### [Task requirements]
Return the listing below exactly, with the pictures dropped.

(Saved entries)
★ ★ ★ ★ ★ ★ ★

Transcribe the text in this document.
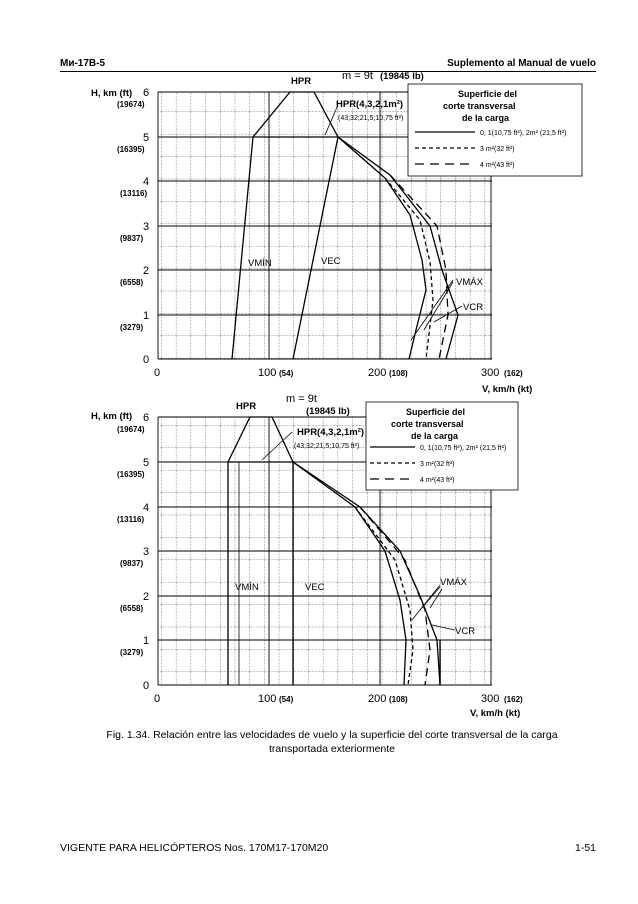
Ми-17В-5	Suplemento al Manual de vuelo
0
1
(3279)
2
(6558)
3
(9837)
4
(13116)
5
(16395)
6
(19674)
H, km (ft)
0	100 (54)	200 (108)	300 (162)
V, km/h (kt)
m = 9t (19845 lb)
HPR
HPR(4,3,2,1m²)
(43;32;21,5;10,75 ft²)
VMÍN	VEC
VMÁX
VCR
Superficie del
corte transversal
de la carga
0, 1(10,75 ft²), 2m² (21,5 ft²)
3 m²(32 ft²)
4 m²(43 ft²)
0
1
(3279)
2
(6558)
3
(9837)
4
(13116)
5
(16395)
6
(19674)
H, km (ft)
0	100 (54)	200 (108)	300 (162)
V, km/h (kt)
m = 9t
(19845 lb)
HPR
HPR(4,3,2,1m²)
(43;32;21,5;10,75 ft²)
VMÍN	VEC	VMÁX
VCR
Superficie del
corte transversal
de la carga
0, 1(10,75 ft²), 2m² (21,5 ft²)
3 m²(32 ft²)
4 m²(43 ft²)
Fig. 1.34. Relación entre las velocidades de vuelo y la superficie del corte transversal de la carga transportada exteriormente
VIGENTE PARA HELICÓPTEROS Nos. 170M17-170M20	1-51
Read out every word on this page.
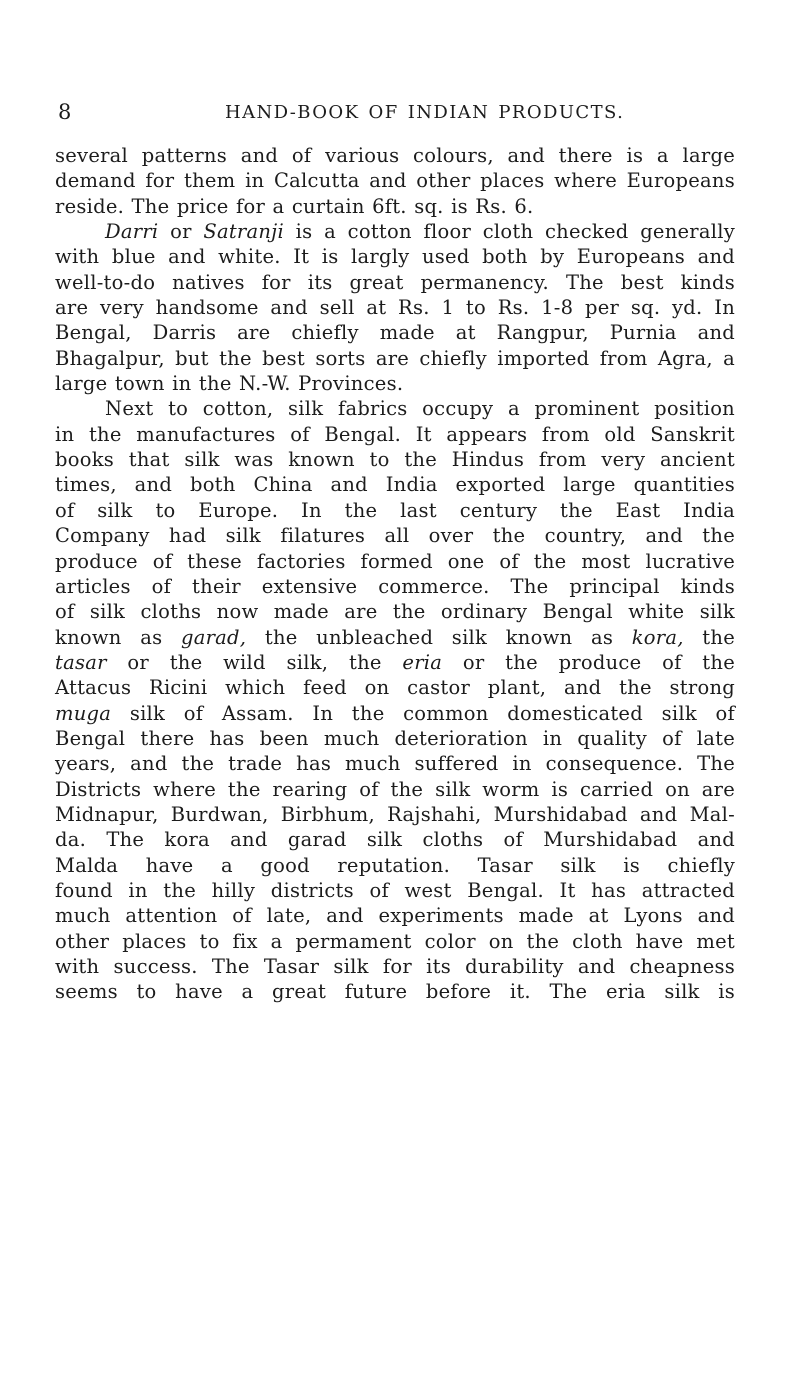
8	HAND-BOOK OF INDIAN PRODUCTS.
several patterns and of various colours, and there is a large
demand for them in Calcutta and other places where Europeans
reside. The price for a curtain 6ft. sq. is Rs. 6.
Darri or Satranji is a cotton floor cloth checked generally
with blue and white. It is largly used both by Europeans and
well-to-do natives for its great permanency. The best kinds
are very handsome and sell at Rs. 1 to Rs. 1-8 per sq. yd. In
Bengal, Darris are chiefly made at Rangpur, Purnia and
Bhagalpur, but the best sorts are chiefly imported from Agra, a
large town in the N.-W. Provinces.
Next to cotton, silk fabrics occupy a prominent position
in the manufactures of Bengal. It appears from old Sanskrit
books that silk was known to the Hindus from very ancient
times, and both China and India exported large quantities
of silk to Europe. In the last century the East India
Company had silk filatures all over the country, and the
produce of these factories formed one of the most lucrative
articles of their extensive commerce. The principal kinds
of silk cloths now made are the ordinary Bengal white silk
known as garad, the unbleached silk known as kora, the
tasar or the wild silk, the eria or the produce of the
Attacus Ricini which feed on castor plant, and the strong
muga silk of Assam. In the common domesticated silk of
Bengal there has been much deterioration in quality of late
years, and the trade has much suffered in consequence. The
Districts where the rearing of the silk worm is carried on are
Midnapur, Burdwan, Birbhum, Rajshahi, Murshidabad and Mal-
da. The kora and garad silk cloths of Murshidabad and
Malda have a good reputation. Tasar silk is chiefly
found in the hilly districts of west Bengal. It has attracted
much attention of late, and experiments made at Lyons and
other places to fix a permament color on the cloth have met
with success. The Tasar silk for its durability and cheapness
seems to have a great future before it. The eria silk is
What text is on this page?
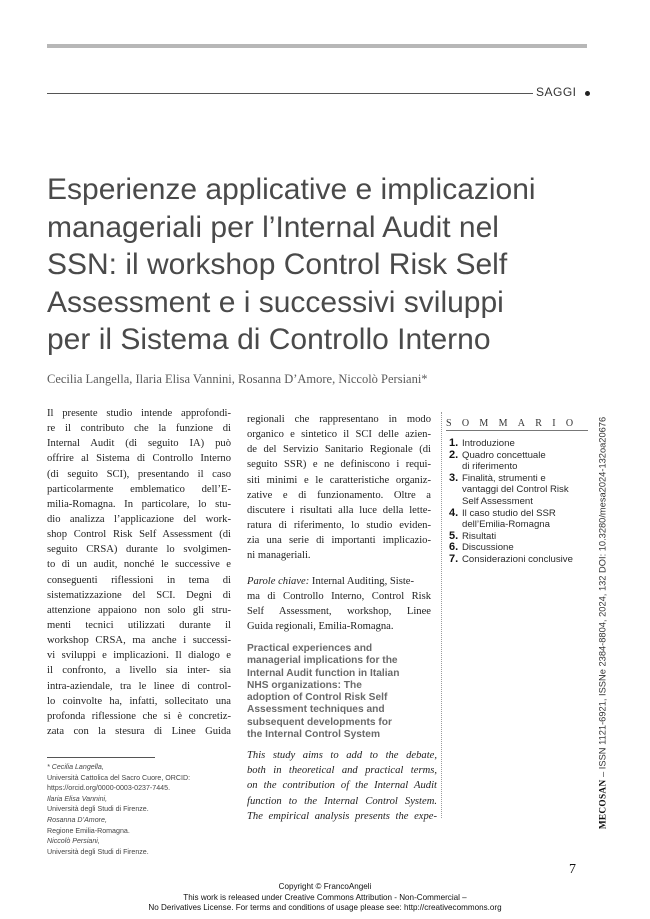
SAGGI
Esperienze applicative e implicazioni
manageriali per l’Internal Audit nel
SSN: il workshop Control Risk Self
Assessment e i successivi sviluppi
per il Sistema di Controllo Interno
Cecilia Langella, Ilaria Elisa Vannini, Rosanna D’Amore, Niccolò Persiani*
Il presente studio intende approfondi-
re il contributo che la funzione di
Internal Audit (di seguito IA) può
offrire al Sistema di Controllo Interno
(di seguito SCI), presentando il caso
particolarmente emblematico dell’E-
milia-Romagna. In particolare, lo stu-
dio analizza l’applicazione del work-
shop Control Risk Self Assessment (di
seguito CRSA) durante lo svolgimen-
to di un audit, nonché le successive e
conseguenti riflessioni in tema di
sistematizzazione del SCI. Degni di
attenzione appaiono non solo gli stru-
menti tecnici utilizzati durante il
workshop CRSA, ma anche i successi-
vi sviluppi e implicazioni. Il dialogo e
il confronto, a livello sia inter- sia
intra-aziendale, tra le linee di control-
lo coinvolte ha, infatti, sollecitato una
profonda riflessione che si è concretiz-
zata con la stesura di Linee Guida
regionali che rappresentano in modo
organico e sintetico il SCI delle azien-
de del Servizio Sanitario Regionale (di
seguito SSR) e ne definiscono i requi-
siti minimi e le caratteristiche organiz-
zative e di funzionamento. Oltre a
discutere i risultati alla luce della lette-
ratura di riferimento, lo studio eviden-
zia una serie di importanti implicazio-
ni manageriali.
Parole chiave: Internal Auditing, Siste-
ma di Controllo Interno, Control Risk
Self Assessment, workshop, Linee
Guida regionali, Emilia-Romagna.
Practical experiences and
managerial implications for the
Internal Audit function in Italian
NHS organizations: The
adoption of Control Risk Self
Assessment techniques and
subsequent developments for
the Internal Control System
This study aims to add to the debate,
both in theoretical and practical terms,
on the contribution of the Internal Audit
function to the Internal Control System.
The empirical analysis presents the expe-
SOMMARIO
1. Introduzione
2. Quadro concettuale
di riferimento
3. Finalità, strumenti e
vantaggi del Control Risk
Self Assessment
4. Il caso studio del SSR
dell’Emilia-Romagna
5. Risultati
6. Discussione
7. Considerazioni conclusive
MECOSAN – ISSN 1121-6921, ISSNe 2384-8804, 2024, 132 DOI: 10.3280/mesa2024-132oa20676
* Cecilia Langella,
Università Cattolica del Sacro Cuore, ORCID: https://orcid.org/0000-0003-0237-7445.
Ilaria Elisa Vannini,
Università degli Studi di Firenze.
Rosanna D’Amore,
Regione Emilia-Romagna.
Niccolò Persiani,
Università degli Studi di Firenze.
7
Copyright © FrancoAngeli
This work is released under Creative Commons Attribution - Non-Commercial –
No Derivatives License. For terms and conditions of usage please see: http://creativecommons.org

★ ★ ★ ★ ★ ★ ★

### [Solution for this problem]
Transcribe the text in this document.
Ми-17В-5	Suplemento al Manual de vuelo
0
1
(3279)
2
(6558)
3
(9837)
4
(13116)
5
(16395)
6
(19674)
H, km (ft)
0	100 (54)	200 (108)	300 (162)
V, km/h (kt)
m = 9t (19845 lb)
HPR
HPR(4,3,2,1m²)
(43;32;21,5;10,75 ft²)
VMÍN	VEC
VMÁX
VCR
Superficie del
corte transversal
de la carga
0, 1(10,75 ft²), 2m² (21,5 ft²)
3 m²(32 ft²)
4 m²(43 ft²)
0
1
(3279)
2
(6558)
3
(9837)
4
(13116)
5
(16395)
6
(19674)
H, km (ft)
0	100 (54)	200 (108)	300 (162)
V, km/h (kt)
m = 9t
(19845 lb)
HPR
HPR(4,3,2,1m²)
(43;32;21,5;10,75 ft²)
VMÍN	VEC	VMÁX
VCR
Superficie del
corte transversal
de la carga
0, 1(10,75 ft²), 2m² (21,5 ft²)
3 m²(32 ft²)
4 m²(43 ft²)
Fig. 1.34. Relación entre las velocidades de vuelo y la superficie del corte transversal de la carga transportada exteriormente
VIGENTE PARA HELICÓPTEROS Nos. 170M17-170M20	1-51
Read out every word on this page.
8	HAND-BOOK OF INDIAN PRODUCTS.
several patterns and of various colours, and there is a large
demand for them in Calcutta and other places where Europeans
reside. The price for a curtain 6ft. sq. is Rs. 6.
Darri or Satranji is a cotton floor cloth checked generally
with blue and white. It is largly used both by Europeans and
well-to-do natives for its great permanency. The best kinds
are very handsome and sell at Rs. 1 to Rs. 1-8 per sq. yd. In
Bengal, Darris are chiefly made at Rangpur, Purnia and
Bhagalpur, but the best sorts are chiefly imported from Agra, a
large town in the N.-W. Provinces.
Next to cotton, silk fabrics occupy a prominent position
in the manufactures of Bengal. It appears from old Sanskrit
books that silk was known to the Hindus from very ancient
times, and both China and India exported large quantities
of silk to Europe. In the last century the East India
Company had silk filatures all over the country, and the
produce of these factories formed one of the most lucrative
articles of their extensive commerce. The principal kinds
of silk cloths now made are the ordinary Bengal white silk
known as garad, the unbleached silk known as kora, the
tasar or the wild silk, the eria or the produce of the
Attacus Ricini which feed on castor plant, and the strong
muga silk of Assam. In the common domesticated silk of
Bengal there has been much deterioration in quality of late
years, and the trade has much suffered in consequence. The
Districts where the rearing of the silk worm is carried on are
Midnapur, Burdwan, Birbhum, Rajshahi, Murshidabad and Mal-
da. The kora and garad silk cloths of Murshidabad and
Malda have a good reputation. Tasar silk is chiefly
found in the hilly districts of west Bengal. It has attracted
much attention of late, and experiments made at Lyons and
other places to fix a permament color on the cloth have met
with success. The Tasar silk for its durability and cheapness
seems to have a great future before it. The eria silk is
What text is on this page?
SAGGI
Esperienze applicative e implicazioni
manageriali per l’Internal Audit nel
SSN: il workshop Control Risk Self
Assessment e i successivi sviluppi
per il Sistema di Controllo Interno
Cecilia Langella, Ilaria Elisa Vannini, Rosanna D’Amore, Niccolò Persiani*
Il presente studio intende approfondi-
re il contributo che la funzione di
Internal Audit (di seguito IA) può
offrire al Sistema di Controllo Interno
(di seguito SCI), presentando il caso
particolarmente emblematico dell’E-
milia-Romagna. In particolare, lo stu-
dio analizza l’applicazione del work-
shop Control Risk Self Assessment (di
seguito CRSA) durante lo svolgimen-
to di un audit, nonché le successive e
conseguenti riflessioni in tema di
sistematizzazione del SCI. Degni di
attenzione appaiono non solo gli stru-
menti tecnici utilizzati durante il
workshop CRSA, ma anche i successi-
vi sviluppi e implicazioni. Il dialogo e
il confronto, a livello sia inter- sia
intra-aziendale, tra le linee di control-
lo coinvolte ha, infatti, sollecitato una
profonda riflessione che si è concretiz-
zata con la stesura di Linee Guida
regionali che rappresentano in modo
organico e sintetico il SCI delle azien-
de del Servizio Sanitario Regionale (di
seguito SSR) e ne definiscono i requi-
siti minimi e le caratteristiche organiz-
zative e di funzionamento. Oltre a
discutere i risultati alla luce della lette-
ratura di riferimento, lo studio eviden-
zia una serie di importanti implicazio-
ni manageriali.
Parole chiave: Internal Auditing, Siste-
ma di Controllo Interno, Control Risk
Self Assessment, workshop, Linee
Guida regionali, Emilia-Romagna.
Practical experiences and
managerial implications for the
Internal Audit function in Italian
NHS organizations: The
adoption of Control Risk Self
Assessment techniques and
subsequent developments for
the Internal Control System
This study aims to add to the debate,
both in theoretical and practical terms,
on the contribution of the Internal Audit
function to the Internal Control System.
The empirical analysis presents the expe-
SOMMARIO
1. Introduzione
2. Quadro concettuale
di riferimento
3. Finalità, strumenti e
vantaggi del Control Risk
Self Assessment
4. Il caso studio del SSR
dell’Emilia-Romagna
5. Risultati
6. Discussione
7. Considerazioni conclusive
MECOSAN – ISSN 1121-6921, ISSNe 2384-8804, 2024, 132 DOI: 10.3280/mesa2024-132oa20676
* Cecilia Langella,
Università Cattolica del Sacro Cuore, ORCID: https://orcid.org/0000-0003-0237-7445.
Ilaria Elisa Vannini,
Università degli Studi di Firenze.
Rosanna D’Amore,
Regione Emilia-Romagna.
Niccolò Persiani,
Università degli Studi di Firenze.
7
Copyright © FrancoAngeli
This work is released under Creative Commons Attribution - Non-Commercial –
No Derivatives License. For terms and conditions of usage please see: http://creativecommons.org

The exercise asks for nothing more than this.